*Task description:*
Scan the lines below for the string "note" and copy every one that has it.

[Data listing]
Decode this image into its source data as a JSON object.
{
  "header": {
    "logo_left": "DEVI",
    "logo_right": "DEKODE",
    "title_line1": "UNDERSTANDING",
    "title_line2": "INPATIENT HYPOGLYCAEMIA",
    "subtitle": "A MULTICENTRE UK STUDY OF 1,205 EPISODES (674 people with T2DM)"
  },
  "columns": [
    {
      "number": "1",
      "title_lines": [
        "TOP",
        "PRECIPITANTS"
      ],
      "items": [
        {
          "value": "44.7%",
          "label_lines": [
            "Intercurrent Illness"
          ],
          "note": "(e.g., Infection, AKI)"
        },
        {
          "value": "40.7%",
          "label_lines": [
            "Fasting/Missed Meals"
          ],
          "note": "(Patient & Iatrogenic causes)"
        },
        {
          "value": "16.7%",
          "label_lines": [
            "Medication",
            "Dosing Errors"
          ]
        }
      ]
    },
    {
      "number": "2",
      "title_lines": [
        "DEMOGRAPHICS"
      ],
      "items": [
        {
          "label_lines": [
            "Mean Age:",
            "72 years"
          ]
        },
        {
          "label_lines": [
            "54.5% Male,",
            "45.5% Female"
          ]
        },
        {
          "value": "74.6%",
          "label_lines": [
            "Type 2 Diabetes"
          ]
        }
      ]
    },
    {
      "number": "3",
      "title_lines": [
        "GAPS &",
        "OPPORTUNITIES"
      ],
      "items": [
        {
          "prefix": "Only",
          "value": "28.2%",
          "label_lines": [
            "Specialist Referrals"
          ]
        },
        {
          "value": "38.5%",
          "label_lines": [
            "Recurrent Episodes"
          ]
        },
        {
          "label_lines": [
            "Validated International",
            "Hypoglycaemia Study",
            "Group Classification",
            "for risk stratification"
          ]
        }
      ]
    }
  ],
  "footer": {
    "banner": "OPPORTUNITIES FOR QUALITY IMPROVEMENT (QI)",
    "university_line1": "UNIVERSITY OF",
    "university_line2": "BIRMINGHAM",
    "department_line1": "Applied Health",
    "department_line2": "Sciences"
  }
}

*Solution for this task:*
          "note": "(e.g., Infection, AKI)"
          "note": "(Patient & Iatrogenic causes)"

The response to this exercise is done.